Stated goal: What number of lines in the material contain the word "ylabel"? Give that number alone.

Dataset entries:
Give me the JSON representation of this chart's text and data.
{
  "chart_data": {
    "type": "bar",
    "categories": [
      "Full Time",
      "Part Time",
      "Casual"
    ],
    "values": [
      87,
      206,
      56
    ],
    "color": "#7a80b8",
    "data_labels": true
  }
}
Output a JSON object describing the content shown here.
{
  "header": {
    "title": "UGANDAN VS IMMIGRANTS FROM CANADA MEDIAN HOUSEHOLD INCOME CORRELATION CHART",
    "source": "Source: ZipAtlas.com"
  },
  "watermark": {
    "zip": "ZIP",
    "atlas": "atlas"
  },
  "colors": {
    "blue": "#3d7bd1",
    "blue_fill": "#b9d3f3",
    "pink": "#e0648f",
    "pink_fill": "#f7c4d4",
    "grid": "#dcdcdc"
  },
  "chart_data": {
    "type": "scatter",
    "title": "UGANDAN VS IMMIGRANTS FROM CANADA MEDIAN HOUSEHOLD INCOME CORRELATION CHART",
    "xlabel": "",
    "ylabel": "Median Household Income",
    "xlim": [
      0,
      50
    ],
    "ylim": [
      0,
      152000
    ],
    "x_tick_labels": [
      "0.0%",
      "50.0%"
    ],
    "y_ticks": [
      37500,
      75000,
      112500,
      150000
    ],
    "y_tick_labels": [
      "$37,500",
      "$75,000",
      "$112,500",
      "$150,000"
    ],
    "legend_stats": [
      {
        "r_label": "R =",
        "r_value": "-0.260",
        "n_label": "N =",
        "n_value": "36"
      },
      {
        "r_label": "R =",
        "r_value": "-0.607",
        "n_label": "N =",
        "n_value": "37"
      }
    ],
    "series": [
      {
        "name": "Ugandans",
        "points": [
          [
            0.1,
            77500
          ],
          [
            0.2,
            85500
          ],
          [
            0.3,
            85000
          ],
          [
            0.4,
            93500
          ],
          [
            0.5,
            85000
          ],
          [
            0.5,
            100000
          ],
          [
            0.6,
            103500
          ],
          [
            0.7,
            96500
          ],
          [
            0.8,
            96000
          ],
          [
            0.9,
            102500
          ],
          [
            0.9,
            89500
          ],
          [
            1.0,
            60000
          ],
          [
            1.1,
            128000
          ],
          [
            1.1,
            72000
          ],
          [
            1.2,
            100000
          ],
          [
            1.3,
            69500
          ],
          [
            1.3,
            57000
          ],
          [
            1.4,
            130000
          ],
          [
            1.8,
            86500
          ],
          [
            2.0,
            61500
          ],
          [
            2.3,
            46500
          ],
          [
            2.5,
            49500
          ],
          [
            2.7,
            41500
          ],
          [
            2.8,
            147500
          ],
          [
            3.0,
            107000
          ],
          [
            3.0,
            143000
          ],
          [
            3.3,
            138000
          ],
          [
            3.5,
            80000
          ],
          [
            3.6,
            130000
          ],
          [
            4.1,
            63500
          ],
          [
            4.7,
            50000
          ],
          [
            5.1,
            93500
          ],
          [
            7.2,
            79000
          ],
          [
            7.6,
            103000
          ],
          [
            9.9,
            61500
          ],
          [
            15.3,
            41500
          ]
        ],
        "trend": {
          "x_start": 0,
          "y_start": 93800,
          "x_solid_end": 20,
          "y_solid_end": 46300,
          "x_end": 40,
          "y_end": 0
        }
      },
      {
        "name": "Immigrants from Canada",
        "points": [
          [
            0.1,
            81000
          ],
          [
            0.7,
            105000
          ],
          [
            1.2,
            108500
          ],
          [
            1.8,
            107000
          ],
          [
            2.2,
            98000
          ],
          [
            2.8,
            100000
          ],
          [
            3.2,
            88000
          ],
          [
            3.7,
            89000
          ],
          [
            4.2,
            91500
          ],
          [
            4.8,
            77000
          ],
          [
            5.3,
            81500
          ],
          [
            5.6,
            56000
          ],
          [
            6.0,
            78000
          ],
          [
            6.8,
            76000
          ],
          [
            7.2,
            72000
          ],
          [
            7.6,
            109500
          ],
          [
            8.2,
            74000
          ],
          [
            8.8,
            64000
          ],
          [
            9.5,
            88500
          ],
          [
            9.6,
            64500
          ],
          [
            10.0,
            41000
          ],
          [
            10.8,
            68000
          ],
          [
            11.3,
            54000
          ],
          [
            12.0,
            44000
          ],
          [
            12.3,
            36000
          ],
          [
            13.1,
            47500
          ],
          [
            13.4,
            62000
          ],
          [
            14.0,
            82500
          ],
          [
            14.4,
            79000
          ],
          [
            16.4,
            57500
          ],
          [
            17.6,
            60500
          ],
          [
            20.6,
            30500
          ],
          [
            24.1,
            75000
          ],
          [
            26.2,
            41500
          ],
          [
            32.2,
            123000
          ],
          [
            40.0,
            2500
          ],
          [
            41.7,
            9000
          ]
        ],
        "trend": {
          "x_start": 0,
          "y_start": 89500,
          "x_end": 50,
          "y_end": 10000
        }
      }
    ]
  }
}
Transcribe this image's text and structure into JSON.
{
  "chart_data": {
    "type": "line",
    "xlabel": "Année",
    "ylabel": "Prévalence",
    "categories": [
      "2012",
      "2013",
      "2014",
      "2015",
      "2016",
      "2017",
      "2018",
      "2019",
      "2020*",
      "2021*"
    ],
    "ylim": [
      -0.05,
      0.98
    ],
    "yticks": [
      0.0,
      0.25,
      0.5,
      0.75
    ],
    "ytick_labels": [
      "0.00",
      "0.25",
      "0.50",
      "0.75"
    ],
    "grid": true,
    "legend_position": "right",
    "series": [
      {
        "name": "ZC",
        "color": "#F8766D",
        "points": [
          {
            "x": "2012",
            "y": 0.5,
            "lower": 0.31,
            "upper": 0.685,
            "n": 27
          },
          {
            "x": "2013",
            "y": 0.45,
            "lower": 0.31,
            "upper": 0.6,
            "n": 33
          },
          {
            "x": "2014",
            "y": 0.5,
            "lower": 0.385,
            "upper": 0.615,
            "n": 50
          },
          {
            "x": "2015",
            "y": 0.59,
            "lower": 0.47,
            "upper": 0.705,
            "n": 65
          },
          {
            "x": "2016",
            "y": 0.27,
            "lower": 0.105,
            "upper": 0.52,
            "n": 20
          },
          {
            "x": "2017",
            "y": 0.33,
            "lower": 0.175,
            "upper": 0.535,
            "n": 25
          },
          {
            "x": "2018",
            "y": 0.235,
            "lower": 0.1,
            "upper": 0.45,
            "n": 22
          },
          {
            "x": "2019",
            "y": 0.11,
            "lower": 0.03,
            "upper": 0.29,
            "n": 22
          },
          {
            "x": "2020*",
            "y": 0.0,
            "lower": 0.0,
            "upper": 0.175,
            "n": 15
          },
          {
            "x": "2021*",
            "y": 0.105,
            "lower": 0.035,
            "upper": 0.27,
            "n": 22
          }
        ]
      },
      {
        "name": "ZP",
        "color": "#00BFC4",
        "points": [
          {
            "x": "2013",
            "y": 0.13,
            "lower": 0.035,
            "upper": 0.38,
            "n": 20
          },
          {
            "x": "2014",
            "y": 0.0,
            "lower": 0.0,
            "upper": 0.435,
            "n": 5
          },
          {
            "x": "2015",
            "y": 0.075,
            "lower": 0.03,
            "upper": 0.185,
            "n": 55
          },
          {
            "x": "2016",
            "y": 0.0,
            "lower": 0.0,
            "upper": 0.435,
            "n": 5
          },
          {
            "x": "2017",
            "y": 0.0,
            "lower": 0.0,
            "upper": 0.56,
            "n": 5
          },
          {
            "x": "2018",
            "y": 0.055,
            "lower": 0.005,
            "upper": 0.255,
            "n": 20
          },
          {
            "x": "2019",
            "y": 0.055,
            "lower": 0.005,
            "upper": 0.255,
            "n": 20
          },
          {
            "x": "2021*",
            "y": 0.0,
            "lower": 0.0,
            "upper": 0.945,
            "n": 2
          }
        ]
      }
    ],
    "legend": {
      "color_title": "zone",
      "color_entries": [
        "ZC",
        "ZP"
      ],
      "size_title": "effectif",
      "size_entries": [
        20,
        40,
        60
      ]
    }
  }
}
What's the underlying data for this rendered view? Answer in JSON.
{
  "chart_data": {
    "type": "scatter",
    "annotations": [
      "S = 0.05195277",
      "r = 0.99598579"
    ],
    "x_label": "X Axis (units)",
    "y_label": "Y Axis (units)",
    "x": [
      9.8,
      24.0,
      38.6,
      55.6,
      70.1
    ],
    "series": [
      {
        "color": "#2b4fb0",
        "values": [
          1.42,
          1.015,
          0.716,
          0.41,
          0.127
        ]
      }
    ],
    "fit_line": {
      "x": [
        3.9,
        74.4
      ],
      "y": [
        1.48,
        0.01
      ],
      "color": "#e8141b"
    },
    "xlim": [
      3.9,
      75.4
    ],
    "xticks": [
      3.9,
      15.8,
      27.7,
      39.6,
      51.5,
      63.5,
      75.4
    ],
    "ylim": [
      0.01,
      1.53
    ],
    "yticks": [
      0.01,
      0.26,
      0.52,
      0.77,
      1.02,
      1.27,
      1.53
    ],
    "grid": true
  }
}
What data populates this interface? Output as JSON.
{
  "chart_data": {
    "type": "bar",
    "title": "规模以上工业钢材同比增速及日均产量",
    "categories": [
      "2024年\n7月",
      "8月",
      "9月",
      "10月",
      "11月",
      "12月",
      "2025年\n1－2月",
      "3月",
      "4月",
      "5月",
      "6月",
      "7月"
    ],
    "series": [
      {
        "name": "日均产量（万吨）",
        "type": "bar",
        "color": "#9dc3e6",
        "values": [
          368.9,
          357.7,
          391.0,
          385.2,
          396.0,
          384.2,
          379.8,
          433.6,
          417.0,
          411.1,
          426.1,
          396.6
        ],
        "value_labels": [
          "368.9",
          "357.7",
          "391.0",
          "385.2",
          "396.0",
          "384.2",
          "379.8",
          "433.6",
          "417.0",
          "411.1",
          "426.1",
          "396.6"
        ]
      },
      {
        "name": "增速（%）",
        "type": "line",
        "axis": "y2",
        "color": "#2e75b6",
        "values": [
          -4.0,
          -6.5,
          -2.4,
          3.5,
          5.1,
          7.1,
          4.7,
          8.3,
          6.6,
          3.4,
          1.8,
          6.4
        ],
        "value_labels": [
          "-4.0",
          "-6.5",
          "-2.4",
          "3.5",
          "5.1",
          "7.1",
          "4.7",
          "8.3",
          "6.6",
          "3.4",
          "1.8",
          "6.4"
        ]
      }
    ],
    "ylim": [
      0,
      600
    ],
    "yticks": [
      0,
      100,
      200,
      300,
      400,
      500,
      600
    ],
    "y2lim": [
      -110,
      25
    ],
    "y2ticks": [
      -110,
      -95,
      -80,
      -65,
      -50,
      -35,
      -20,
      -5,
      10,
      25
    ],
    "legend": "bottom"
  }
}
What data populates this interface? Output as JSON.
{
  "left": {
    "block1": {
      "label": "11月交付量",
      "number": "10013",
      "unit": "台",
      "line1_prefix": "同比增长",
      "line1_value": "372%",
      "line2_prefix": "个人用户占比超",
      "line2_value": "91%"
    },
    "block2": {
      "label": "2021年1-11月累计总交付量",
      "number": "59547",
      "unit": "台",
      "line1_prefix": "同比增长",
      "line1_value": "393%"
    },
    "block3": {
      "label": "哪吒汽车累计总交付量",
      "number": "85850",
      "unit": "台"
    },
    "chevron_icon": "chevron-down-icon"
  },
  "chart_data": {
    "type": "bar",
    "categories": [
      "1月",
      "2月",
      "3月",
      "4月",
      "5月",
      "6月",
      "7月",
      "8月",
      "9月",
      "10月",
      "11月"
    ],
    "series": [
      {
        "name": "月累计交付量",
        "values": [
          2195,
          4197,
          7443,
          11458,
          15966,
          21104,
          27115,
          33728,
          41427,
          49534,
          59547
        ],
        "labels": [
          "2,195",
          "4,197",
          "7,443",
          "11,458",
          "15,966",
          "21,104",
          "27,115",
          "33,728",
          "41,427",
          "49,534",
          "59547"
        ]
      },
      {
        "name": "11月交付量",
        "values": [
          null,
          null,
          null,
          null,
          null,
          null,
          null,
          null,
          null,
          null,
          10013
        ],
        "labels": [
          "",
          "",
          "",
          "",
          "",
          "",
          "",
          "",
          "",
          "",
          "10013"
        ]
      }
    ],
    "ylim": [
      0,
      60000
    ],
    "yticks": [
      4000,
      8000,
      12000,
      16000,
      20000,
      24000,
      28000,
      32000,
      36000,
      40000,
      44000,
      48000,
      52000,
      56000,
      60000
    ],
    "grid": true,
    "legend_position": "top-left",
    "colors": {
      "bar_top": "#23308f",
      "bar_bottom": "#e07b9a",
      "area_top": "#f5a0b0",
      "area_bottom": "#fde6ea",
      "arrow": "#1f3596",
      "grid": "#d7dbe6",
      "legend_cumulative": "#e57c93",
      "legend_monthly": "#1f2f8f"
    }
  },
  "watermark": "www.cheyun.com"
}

Written answer: 2